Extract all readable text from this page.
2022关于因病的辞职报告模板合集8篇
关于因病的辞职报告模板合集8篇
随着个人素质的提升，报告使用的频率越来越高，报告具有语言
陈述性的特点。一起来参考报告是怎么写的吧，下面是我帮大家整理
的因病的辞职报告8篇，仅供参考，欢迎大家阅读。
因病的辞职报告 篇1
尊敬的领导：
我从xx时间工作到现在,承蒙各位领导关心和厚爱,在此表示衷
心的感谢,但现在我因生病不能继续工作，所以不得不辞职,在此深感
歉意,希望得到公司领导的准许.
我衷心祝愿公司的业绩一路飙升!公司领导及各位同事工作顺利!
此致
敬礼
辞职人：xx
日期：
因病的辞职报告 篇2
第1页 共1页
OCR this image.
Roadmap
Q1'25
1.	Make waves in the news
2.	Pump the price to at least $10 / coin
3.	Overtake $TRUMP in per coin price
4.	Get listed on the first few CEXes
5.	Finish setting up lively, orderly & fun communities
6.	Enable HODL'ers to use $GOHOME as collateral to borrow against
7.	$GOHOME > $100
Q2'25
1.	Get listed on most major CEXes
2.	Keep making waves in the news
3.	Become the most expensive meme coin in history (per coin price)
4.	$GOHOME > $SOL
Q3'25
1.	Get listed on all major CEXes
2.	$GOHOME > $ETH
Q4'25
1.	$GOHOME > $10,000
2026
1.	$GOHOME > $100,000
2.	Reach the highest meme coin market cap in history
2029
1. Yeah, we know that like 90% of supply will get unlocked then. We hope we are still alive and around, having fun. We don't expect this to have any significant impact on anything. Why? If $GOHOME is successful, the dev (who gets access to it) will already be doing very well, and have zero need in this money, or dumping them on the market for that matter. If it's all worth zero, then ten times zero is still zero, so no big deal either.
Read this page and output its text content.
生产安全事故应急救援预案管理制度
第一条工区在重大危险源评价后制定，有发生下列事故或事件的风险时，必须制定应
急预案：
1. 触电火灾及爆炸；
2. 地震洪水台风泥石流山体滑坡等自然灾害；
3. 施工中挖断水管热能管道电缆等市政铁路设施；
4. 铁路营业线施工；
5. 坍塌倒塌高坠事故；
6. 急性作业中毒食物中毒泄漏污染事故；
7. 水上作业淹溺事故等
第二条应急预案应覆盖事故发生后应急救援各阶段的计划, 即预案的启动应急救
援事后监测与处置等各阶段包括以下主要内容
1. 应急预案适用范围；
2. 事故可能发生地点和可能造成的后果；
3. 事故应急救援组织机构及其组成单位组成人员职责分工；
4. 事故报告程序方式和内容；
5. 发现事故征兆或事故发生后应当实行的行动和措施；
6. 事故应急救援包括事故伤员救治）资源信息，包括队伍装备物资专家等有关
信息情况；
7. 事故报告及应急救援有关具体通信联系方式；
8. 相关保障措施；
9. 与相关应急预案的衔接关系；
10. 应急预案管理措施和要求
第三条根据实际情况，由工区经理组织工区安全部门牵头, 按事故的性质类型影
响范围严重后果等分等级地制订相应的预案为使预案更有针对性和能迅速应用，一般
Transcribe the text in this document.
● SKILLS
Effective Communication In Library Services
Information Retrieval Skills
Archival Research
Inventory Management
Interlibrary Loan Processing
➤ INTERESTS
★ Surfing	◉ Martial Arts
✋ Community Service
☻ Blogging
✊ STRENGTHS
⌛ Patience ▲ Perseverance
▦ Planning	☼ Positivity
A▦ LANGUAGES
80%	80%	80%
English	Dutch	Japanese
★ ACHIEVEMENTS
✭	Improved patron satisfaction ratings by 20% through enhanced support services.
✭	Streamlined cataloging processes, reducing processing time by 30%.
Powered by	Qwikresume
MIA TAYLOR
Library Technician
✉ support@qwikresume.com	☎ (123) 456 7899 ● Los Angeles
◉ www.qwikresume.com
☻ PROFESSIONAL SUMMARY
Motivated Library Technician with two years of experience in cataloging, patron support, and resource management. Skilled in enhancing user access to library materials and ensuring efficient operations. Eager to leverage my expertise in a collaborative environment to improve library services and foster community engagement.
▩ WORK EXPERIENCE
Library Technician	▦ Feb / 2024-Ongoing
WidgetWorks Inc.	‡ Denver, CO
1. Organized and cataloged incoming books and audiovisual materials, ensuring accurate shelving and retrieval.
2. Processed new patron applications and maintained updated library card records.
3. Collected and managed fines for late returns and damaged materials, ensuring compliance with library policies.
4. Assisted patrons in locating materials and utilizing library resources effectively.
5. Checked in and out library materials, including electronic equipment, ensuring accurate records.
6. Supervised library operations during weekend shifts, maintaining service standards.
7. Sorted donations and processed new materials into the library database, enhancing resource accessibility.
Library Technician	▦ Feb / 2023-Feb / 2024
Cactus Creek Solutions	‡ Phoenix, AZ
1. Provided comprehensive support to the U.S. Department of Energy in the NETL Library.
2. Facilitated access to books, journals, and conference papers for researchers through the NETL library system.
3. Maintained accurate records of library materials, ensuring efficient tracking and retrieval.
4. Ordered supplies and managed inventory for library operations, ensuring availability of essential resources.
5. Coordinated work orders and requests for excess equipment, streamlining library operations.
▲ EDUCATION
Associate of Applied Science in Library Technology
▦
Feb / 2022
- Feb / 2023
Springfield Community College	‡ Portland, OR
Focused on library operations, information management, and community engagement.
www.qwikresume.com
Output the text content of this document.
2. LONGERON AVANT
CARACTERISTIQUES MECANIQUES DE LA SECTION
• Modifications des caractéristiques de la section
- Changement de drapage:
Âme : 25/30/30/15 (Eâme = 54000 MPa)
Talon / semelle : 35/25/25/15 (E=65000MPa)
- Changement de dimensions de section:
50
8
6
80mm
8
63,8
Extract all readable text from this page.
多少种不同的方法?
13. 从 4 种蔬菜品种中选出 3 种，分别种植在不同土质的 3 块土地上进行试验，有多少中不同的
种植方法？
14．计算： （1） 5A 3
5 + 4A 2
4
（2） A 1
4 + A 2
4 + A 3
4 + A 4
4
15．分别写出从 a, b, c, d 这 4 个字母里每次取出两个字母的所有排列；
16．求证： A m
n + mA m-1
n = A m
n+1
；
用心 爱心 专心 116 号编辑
──────────────────────────────
> _Goal_
Starting from the line containing "Output the text content of this document.", repeat each line through the end of the entries, exactly.

> _Task result_
Output the text content of this document.
2. LONGERON AVANT
CARACTERISTIQUES MECANIQUES DE LA SECTION
• Modifications des caractéristiques de la section
- Changement de drapage:
Âme : 25/30/30/15 (Eâme = 54000 MPa)
Talon / semelle : 35/25/25/15 (E=65000MPa)
- Changement de dimensions de section:
50
8
6
80mm
8
63,8
Extract all readable text from this page.
多少种不同的方法?
13. 从 4 种蔬菜品种中选出 3 种，分别种植在不同土质的 3 块土地上进行试验，有多少中不同的
种植方法？
14．计算： （1） 5A 3
5 + 4A 2
4
（2） A 1
4 + A 2
4 + A 3
4 + A 4
4
15．分别写出从 a, b, c, d 这 4 个字母里每次取出两个字母的所有排列；
16．求证： A m
n + mA m-1
n = A m
n+1
；
用心 爱心 专心 116 号编辑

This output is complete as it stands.